DIRECTIONS FOR THIS TASK:
Using the entries that follow, collect the lines where the word "autonomy" appears.

(Page content transcription data)
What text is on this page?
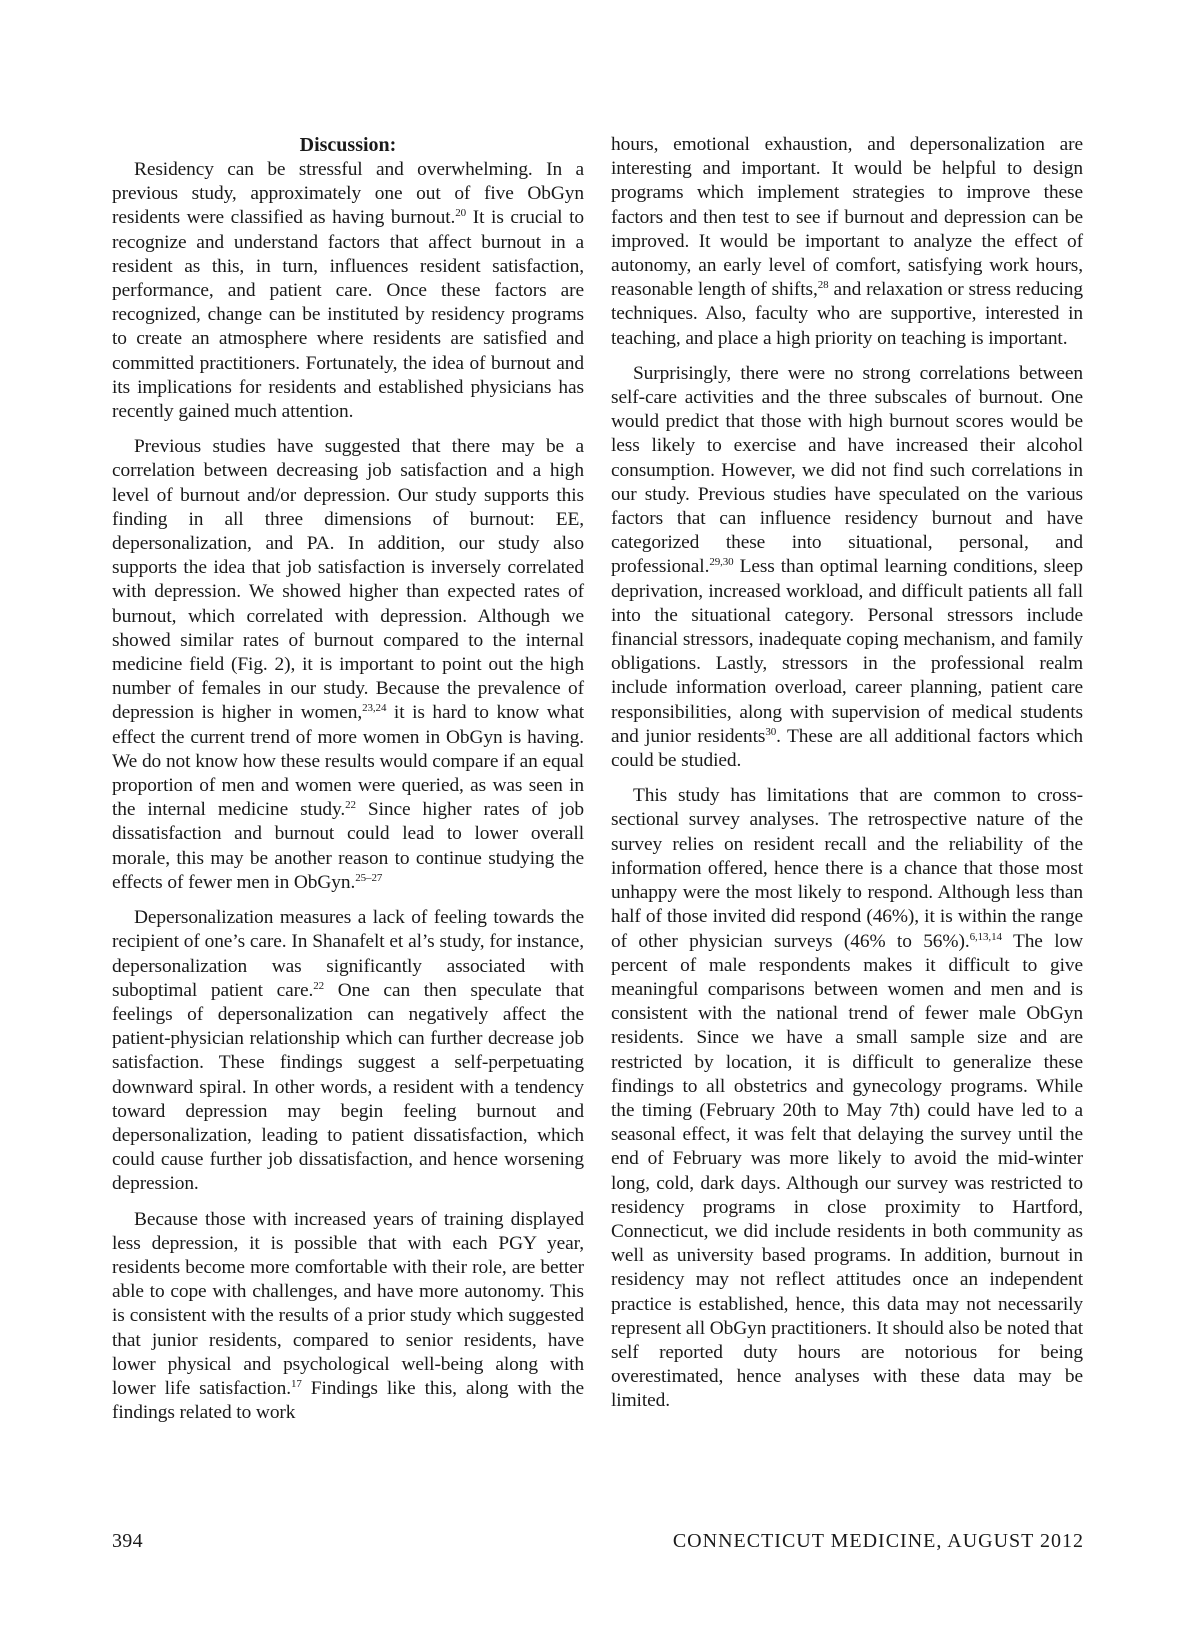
Discussion:

Residency can be stressful and overwhelming. In a previous study, approximately one out of five ObGyn residents were classified as having burnout.$^{20}$ It is crucial to recognize and understand factors that affect burnout in a resident as this, in turn, influences resident satisfaction, performance, and patient care. Once these factors are recognized, change can be instituted by residency programs to create an atmosphere where residents are satisfied and committed practitioners. Fortunately, the idea of burnout and its implications for residents and established physicians has recently gained much attention.

Previous studies have suggested that there may be a correlation between decreasing job satisfaction and a high level of burnout and/or depression. Our study supports this finding in all three dimensions of burnout: EE, depersonalization, and PA. In addition, our study also supports the idea that job satisfaction is inversely correlated with depression. We showed higher than expected rates of burnout, which correlated with depression. Although we showed similar rates of burnout compared to the internal medicine field (Fig. 2), it is important to point out the high number of females in our study. Because the prevalence of depression is higher in women,$^{23,24}$ it is hard to know what effect the current trend of more women in ObGyn is having. We do not know how these results would compare if an equal proportion of men and women were queried, as was seen in the internal medicine study.$^{22}$ Since higher rates of job dissatisfaction and burnout could lead to lower overall morale, this may be another reason to continue studying the effects of fewer men in ObGyn.$^{25-27}$

Depersonalization measures a lack of feeling towards the recipient of one’s care. In Shanafelt et al’s study, for instance, depersonalization was significantly associated with suboptimal patient care.$^{22}$ One can then speculate that feelings of depersonalization can negatively affect the patient-physician relationship which can further decrease job satisfaction. These findings suggest a self-perpetuating downward spiral. In other words, a resident with a tendency toward depression may begin feeling burnout and depersonalization, leading to patient dissatisfaction, which could cause further job dissatisfaction, and hence worsening depression.

Because those with increased years of training displayed less depression, it is possible that with each PGY year, residents become more comfortable with their role, are better able to cope with challenges, and have more autonomy. This is consistent with the results of a prior study which suggested that junior residents, compared to senior residents, have lower physical and psychological well-being along with lower life satisfaction.$^{17}$ Findings like this, along with the findings related to work

hours, emotional exhaustion, and depersonalization are interesting and important. It would be helpful to design programs which implement strategies to improve these factors and then test to see if burnout and depression can be improved. It would be important to analyze the effect of autonomy, an early level of comfort, satisfying work hours, reasonable length of shifts,$^{28}$ and relaxation or stress reducing techniques. Also, faculty who are supportive, interested in teaching, and place a high priority on teaching is important.

Surprisingly, there were no strong correlations between self-care activities and the three subscales of burnout. One would predict that those with high burnout scores would be less likely to exercise and have increased their alcohol consumption. However, we did not find such correlations in our study. Previous studies have speculated on the various factors that can influence residency burnout and have categorized these into situational, personal, and professional.$^{29,30}$ Less than optimal learning conditions, sleep deprivation, increased workload, and difficult patients all fall into the situational category. Personal stressors include financial stressors, inadequate coping mechanism, and family obligations. Lastly, stressors in the professional realm include information overload, career planning, patient care responsibilities, along with supervision of medical students and junior residents$^{30}$. These are all additional factors which could be studied.

This study has limitations that are common to cross-sectional survey analyses. The retrospective nature of the survey relies on resident recall and the reliability of the information offered, hence there is a chance that those most unhappy were the most likely to respond. Although less than half of those invited did respond (46%), it is within the range of other physician surveys (46% to 56%).$^{6,13,14}$ The low percent of male respondents makes it difficult to give meaningful comparisons between women and men and is consistent with the national trend of fewer male ObGyn residents. Since we have a small sample size and are restricted by location, it is difficult to generalize these findings to all obstetrics and gynecology programs. While the timing (February 20th to May 7th) could have led to a seasonal effect, it was felt that delaying the survey until the end of February was more likely to avoid the mid-winter long, cold, dark days. Although our survey was restricted to residency programs in close proximity to Hartford, Connecticut, we did include residents in both community as well as university based programs. In addition, burnout in residency may not reflect attitudes once an independent practice is established, hence, this data may not necessarily represent all ObGyn practitioners. It should also be noted that self reported duty hours are notorious for being overestimated, hence analyses with these data may be limited.

394	CONNECTICUT MEDICINE, AUGUST 2012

OUTPUT FOR THIS EXERCISE:
Because those with increased years of training displayed less depression, it is possible that with each PGY year, residents become more comfortable with their role, are better able to cope with challenges, and have more autonomy. This is consistent with the results of a prior study which suggested that junior residents, compared to senior residents, have lower physical and psychological well-being along with lower life satisfaction.$^{17}$ Findings like this, along with the findings related to work
hours, emotional exhaustion, and depersonalization are interesting and important. It would be helpful to design programs which implement strategies to improve these factors and then test to see if burnout and depression can be improved. It would be important to analyze the effect of autonomy, an early level of comfort, satisfying work hours, reasonable length of shifts,$^{28}$ and relaxation or stress reducing techniques. Also, faculty who are supportive, interested in teaching, and place a high priority on teaching is important.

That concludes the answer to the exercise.